### INFORMATION SUPPLIED
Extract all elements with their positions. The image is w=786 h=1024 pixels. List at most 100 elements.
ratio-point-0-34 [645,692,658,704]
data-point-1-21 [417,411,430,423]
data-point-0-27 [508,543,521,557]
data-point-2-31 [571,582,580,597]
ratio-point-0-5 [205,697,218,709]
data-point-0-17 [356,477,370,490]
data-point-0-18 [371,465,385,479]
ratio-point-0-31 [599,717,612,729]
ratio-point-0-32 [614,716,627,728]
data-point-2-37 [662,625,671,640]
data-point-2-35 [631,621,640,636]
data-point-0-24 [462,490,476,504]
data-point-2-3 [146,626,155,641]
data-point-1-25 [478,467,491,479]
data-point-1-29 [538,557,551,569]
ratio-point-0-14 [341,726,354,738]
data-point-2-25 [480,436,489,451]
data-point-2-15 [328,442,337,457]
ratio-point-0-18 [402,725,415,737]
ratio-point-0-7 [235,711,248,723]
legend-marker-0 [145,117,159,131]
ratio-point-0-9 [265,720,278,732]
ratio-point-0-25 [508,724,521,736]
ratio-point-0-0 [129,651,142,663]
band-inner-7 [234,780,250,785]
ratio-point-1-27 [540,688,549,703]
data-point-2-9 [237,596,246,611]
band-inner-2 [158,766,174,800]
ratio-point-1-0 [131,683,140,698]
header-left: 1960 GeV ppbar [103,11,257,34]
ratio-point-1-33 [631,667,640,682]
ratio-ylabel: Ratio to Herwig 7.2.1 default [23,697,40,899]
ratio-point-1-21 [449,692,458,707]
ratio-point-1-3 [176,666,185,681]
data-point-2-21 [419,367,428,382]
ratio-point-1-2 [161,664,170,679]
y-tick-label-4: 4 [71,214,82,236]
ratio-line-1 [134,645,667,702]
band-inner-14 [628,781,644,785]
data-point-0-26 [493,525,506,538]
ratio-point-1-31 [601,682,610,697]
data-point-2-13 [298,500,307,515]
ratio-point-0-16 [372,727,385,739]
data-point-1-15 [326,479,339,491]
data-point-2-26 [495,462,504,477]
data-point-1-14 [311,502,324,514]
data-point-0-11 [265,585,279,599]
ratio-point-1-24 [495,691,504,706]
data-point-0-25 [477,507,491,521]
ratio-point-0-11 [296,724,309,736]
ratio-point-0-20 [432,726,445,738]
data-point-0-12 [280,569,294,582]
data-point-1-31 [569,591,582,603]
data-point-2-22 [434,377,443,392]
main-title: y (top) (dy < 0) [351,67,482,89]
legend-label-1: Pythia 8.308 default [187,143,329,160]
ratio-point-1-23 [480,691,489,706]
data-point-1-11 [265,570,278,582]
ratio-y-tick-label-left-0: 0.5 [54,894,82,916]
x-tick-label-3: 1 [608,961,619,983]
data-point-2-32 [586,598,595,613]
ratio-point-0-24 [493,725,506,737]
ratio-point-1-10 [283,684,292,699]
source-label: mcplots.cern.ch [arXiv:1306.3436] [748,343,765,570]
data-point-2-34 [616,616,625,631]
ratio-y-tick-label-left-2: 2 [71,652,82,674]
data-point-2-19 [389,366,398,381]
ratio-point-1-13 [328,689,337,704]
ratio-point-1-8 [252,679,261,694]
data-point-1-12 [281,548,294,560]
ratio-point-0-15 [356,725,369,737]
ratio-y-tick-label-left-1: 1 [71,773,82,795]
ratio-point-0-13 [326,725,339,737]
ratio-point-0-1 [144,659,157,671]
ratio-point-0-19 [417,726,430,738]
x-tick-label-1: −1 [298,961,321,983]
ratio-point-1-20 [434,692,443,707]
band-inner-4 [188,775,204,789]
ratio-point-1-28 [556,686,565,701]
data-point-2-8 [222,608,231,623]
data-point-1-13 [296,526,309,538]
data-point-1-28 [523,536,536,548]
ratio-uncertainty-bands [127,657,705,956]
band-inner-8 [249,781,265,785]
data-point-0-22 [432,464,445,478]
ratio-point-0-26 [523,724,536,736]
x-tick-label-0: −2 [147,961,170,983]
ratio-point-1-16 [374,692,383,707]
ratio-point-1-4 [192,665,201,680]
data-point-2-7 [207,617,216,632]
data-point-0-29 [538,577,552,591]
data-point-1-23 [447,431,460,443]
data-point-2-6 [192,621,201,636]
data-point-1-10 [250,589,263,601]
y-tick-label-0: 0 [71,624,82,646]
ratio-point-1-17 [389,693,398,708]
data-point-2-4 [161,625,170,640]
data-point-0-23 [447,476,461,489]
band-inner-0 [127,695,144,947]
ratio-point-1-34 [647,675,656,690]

### STATED PROBLEM
Can you transcribe every one of the lines above character for character, keeping their order?

### CORRECT RESPONSE
Extract all elements with their positions. The image is w=786 h=1024 pixels. List at most 100 elements.
ratio-point-0-34 [645,692,658,704]
data-point-1-21 [417,411,430,423]
data-point-0-27 [508,543,521,557]
data-point-2-31 [571,582,580,597]
ratio-point-0-5 [205,697,218,709]
data-point-0-17 [356,477,370,490]
data-point-0-18 [371,465,385,479]
ratio-point-0-31 [599,717,612,729]
ratio-point-0-32 [614,716,627,728]
data-point-2-37 [662,625,671,640]
data-point-2-35 [631,621,640,636]
data-point-0-24 [462,490,476,504]
data-point-2-3 [146,626,155,641]
data-point-1-25 [478,467,491,479]
data-point-1-29 [538,557,551,569]
ratio-point-0-14 [341,726,354,738]
data-point-2-25 [480,436,489,451]
data-point-2-15 [328,442,337,457]
ratio-point-0-18 [402,725,415,737]
ratio-point-0-7 [235,711,248,723]
legend-marker-0 [145,117,159,131]
ratio-point-0-9 [265,720,278,732]
ratio-point-0-25 [508,724,521,736]
ratio-point-0-0 [129,651,142,663]
band-inner-7 [234,780,250,785]
ratio-point-1-27 [540,688,549,703]
data-point-2-9 [237,596,246,611]
band-inner-2 [158,766,174,800]
ratio-point-1-0 [131,683,140,698]
header-left: 1960 GeV ppbar [103,11,257,34]
ratio-point-1-33 [631,667,640,682]
ratio-ylabel: Ratio to Herwig 7.2.1 default [23,697,40,899]
ratio-point-1-21 [449,692,458,707]
ratio-point-1-3 [176,666,185,681]
data-point-2-21 [419,367,428,382]
ratio-point-1-2 [161,664,170,679]
y-tick-label-4: 4 [71,214,82,236]
ratio-line-1 [134,645,667,702]
band-inner-14 [628,781,644,785]
data-point-0-26 [493,525,506,538]
ratio-point-1-31 [601,682,610,697]
data-point-2-13 [298,500,307,515]
ratio-point-0-16 [372,727,385,739]
data-point-1-15 [326,479,339,491]
data-point-2-26 [495,462,504,477]
data-point-1-14 [311,502,324,514]
data-point-0-11 [265,585,279,599]
ratio-point-1-24 [495,691,504,706]
data-point-0-25 [477,507,491,521]
ratio-point-0-11 [296,724,309,736]
ratio-point-0-20 [432,726,445,738]
data-point-0-12 [280,569,294,582]
data-point-1-31 [569,591,582,603]
data-point-2-22 [434,377,443,392]
main-title: y (top) (dy < 0) [351,67,482,89]
legend-label-1: Pythia 8.308 default [187,143,329,160]
ratio-point-1-23 [480,691,489,706]
data-point-1-11 [265,570,278,582]
ratio-y-tick-label-left-0: 0.5 [54,894,82,916]
x-tick-label-3: 1 [608,961,619,983]
data-point-2-32 [586,598,595,613]
ratio-point-0-24 [493,725,506,737]
ratio-point-1-10 [283,684,292,699]
source-label: mcplots.cern.ch [arXiv:1306.3436] [748,343,765,570]
data-point-2-34 [616,616,625,631]
ratio-y-tick-label-left-2: 2 [71,652,82,674]
data-point-2-19 [389,366,398,381]
ratio-point-1-13 [328,689,337,704]
ratio-point-1-8 [252,679,261,694]
data-point-1-12 [281,548,294,560]
ratio-point-0-15 [356,725,369,737]
ratio-y-tick-label-left-1: 1 [71,773,82,795]
ratio-point-0-13 [326,725,339,737]
ratio-point-0-1 [144,659,157,671]
ratio-point-0-19 [417,726,430,738]
x-tick-label-1: −1 [298,961,321,983]
ratio-point-1-20 [434,692,443,707]
band-inner-4 [188,775,204,789]
ratio-point-1-28 [556,686,565,701]
data-point-2-8 [222,608,231,623]
data-point-1-13 [296,526,309,538]
data-point-1-28 [523,536,536,548]
ratio-uncertainty-bands [127,657,705,956]
band-inner-8 [249,781,265,785]
data-point-0-22 [432,464,445,478]
ratio-point-0-26 [523,724,536,736]
x-tick-label-0: −2 [147,961,170,983]
ratio-point-1-16 [374,692,383,707]
ratio-point-1-4 [192,665,201,680]
data-point-2-7 [207,617,216,632]
data-point-0-29 [538,577,552,591]
data-point-1-23 [447,431,460,443]
data-point-2-6 [192,621,201,636]
data-point-1-10 [250,589,263,601]
y-tick-label-0: 0 [71,624,82,646]
ratio-point-1-17 [389,693,398,708]
data-point-2-4 [161,625,170,640]
data-point-0-23 [447,476,461,489]
band-inner-0 [127,695,144,947]
ratio-point-1-34 [647,675,656,690]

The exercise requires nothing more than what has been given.